** Extracted text **

BORING v. HARBERAnnotate this Case
BORING v. HARBER
1927 OK 473
267 P. 252
130 Okla. 251
Case Number: 17362
Supreme Court of Oklahoma
BORING et al.
¶0 1. Appeal and Error--Verdict Supported by Evidence not Disturbed.
Where a jury decides an issue of fact under proper instructions, its verdict will not be disturbed on appeal if the evidence tends reasonably to support it.
2. Witnesses -- Privileged Communications with Attorney--Waiver of Secrecy.
Where a party to a suit takes the witness stand and testifies as to communications between himself and his attorney, such action removes the bond of secrecy provided by law as to communications passing between counsel and client and operates as a consent on the part of such client to the testimony of his counsel as to what actually transpired between them.
Error from District Court, Seminole County; Hal Johnson, Assigned Judge.
Action by W. E. Harber against O. M. Boring and others. Judgment for plaintiff, and defendants bring error. Affirmed.
A. M. Baldwin, for plaintiffs in error.
Davis & Patterson, for defendant in error.
¶1 W. E. Harber, as plaintiff, sued A. A. Mayhue, O. M. Boring, W. O. Boring, W. J. Miller, and Amos F. Cruce, as defendants in the district court of Seminole county to recover the W. 1/2 of the N.E. 1/4 and the N.E. 1/4 of the N.W. 1/4 of section 10, township 9 north, range 6 east. We will refer to the parties as they appeared in the trial court.
¶2 On June 2, 1921, J. Q, Mayhue executed a deed in favor of the plaintiff, W. E. Harber, covering the 120 acres of land involved in this cause. This deed was admitted by all parties to be a mortgage and was given to secure an indebtedness due to Harber and the First National Bank of Seminole. The plaintiff claims title to the 120 acres of land by virtue of a quitclaim deed, dated November 6, 1924, from A. A. Mayhue to the plaintiff, Harber. The defendants claim that this deed was executed as a mortgage to secure an additional loan or $ 500. The plaintiff contends that it was not a mortgage, but an absolute conveyance.
¶3 The case was submitted to a jury and a verdict was returned in favor of the plaintiff, and the trial court entered its judgment in accordance with the verdict. From this judgment, the defendants have appealed to this court.
¶4 Was the quitclaim deed of November 6, 1924, from A. A. Mayhue to the plaintiff, W. E. Harber, a mortgage to secure an additional loan of $ 500, as claimed by the defendant A. A. Mayhue, or was it an absolute conveyance of all of his right and title in and to the land, as claimed by the plaintiff, Harber? While this is the principal question to be determined in this case, still, in addition thereto, the defendants further contend that the plaintiff cannot recover because the quitclaim deed was champertous.

** Stored data **
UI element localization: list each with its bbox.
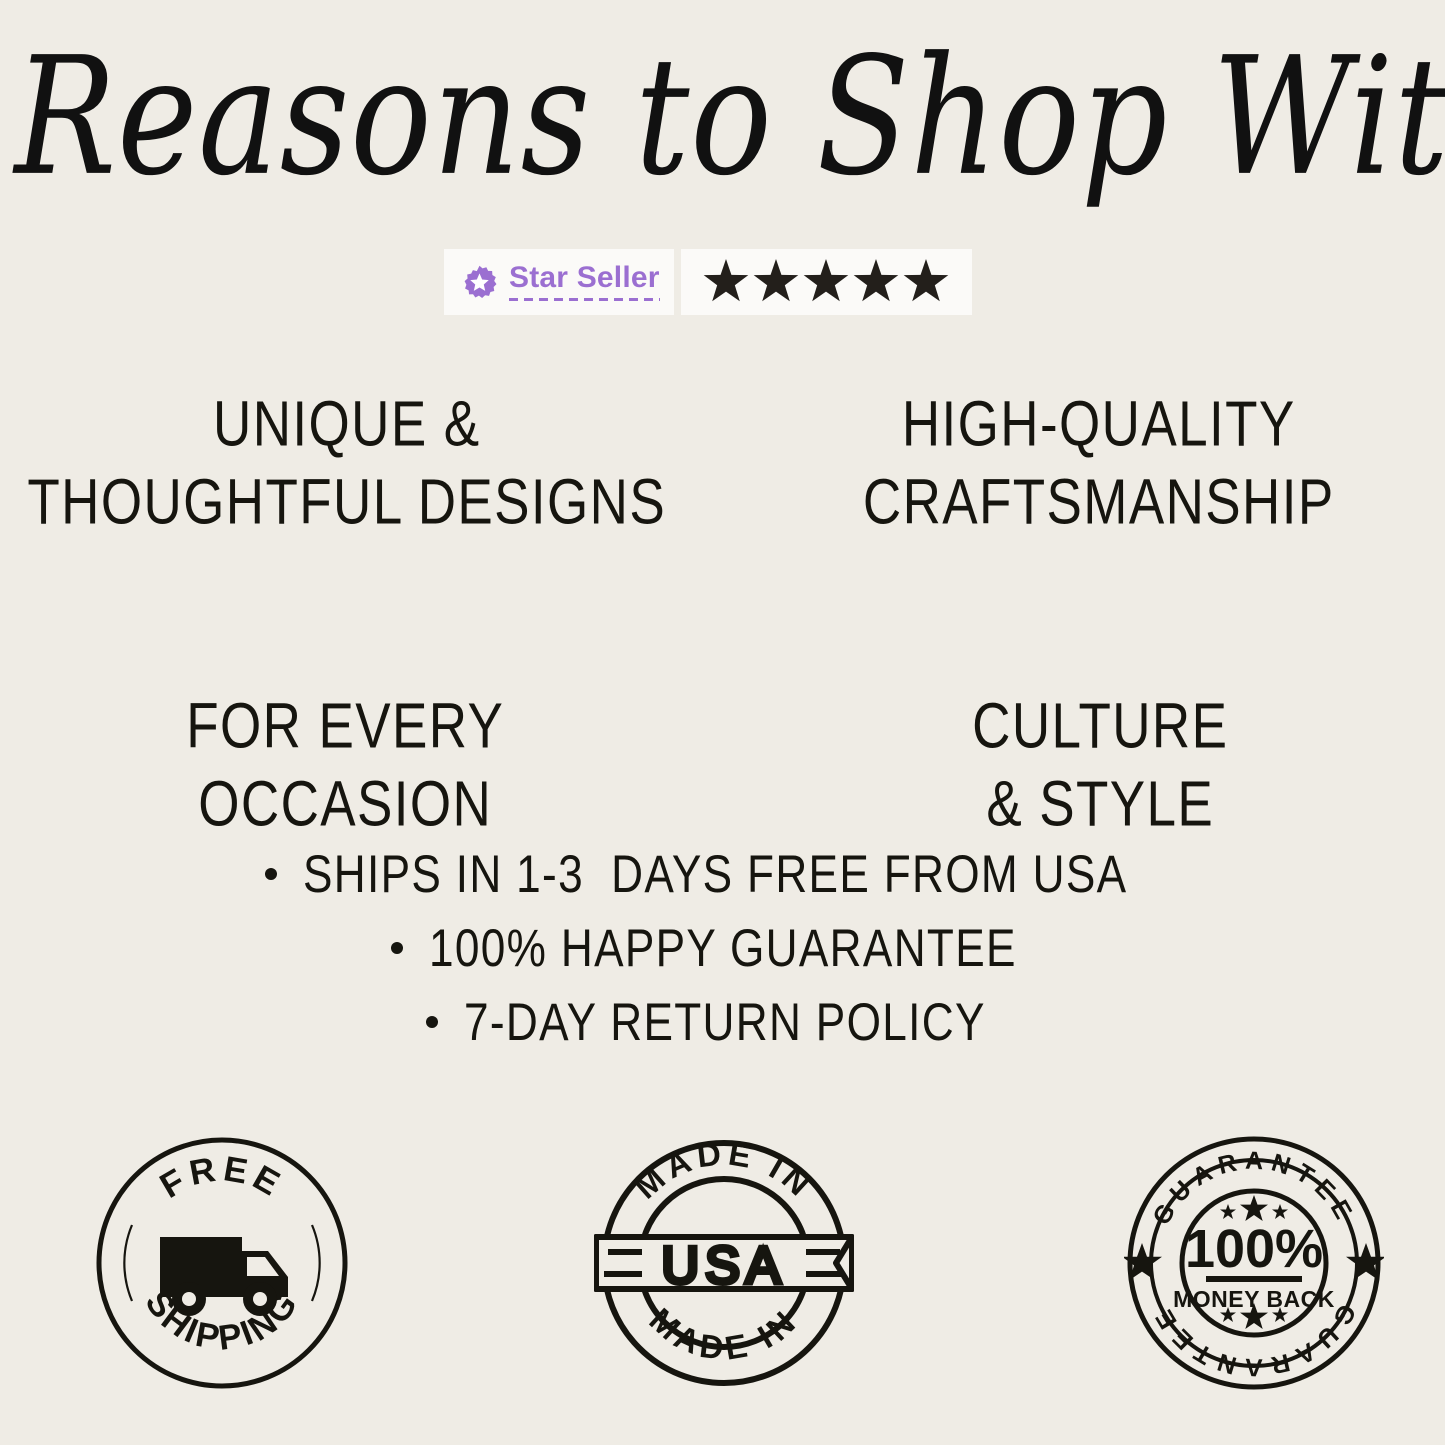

** Exercise brief **
Can you carry the Boring v. Harber court opinion forward from its last sentence, the one on the claim that the quitclaim deed was champertous?

** Final answer **
¶5 The rule of law is elementary that where a jury decides an issue of fact under proper instructions, its verdict will not be disturbed on appeal, if the evidence tends reasonably to support it. The issues, under proper instructions of the court, were submitted to the jury, and the jury returned a general verdict in favor of the plaintiff. This was a finding by the jury against the defendants on all the material issues in the case.
¶6 We have read the able briefs of the attorneys for both the plaintiff and the defendants, and, after a careful consideration of the record in this case, we think the evidence tends reasonably to support the verdict of the jury.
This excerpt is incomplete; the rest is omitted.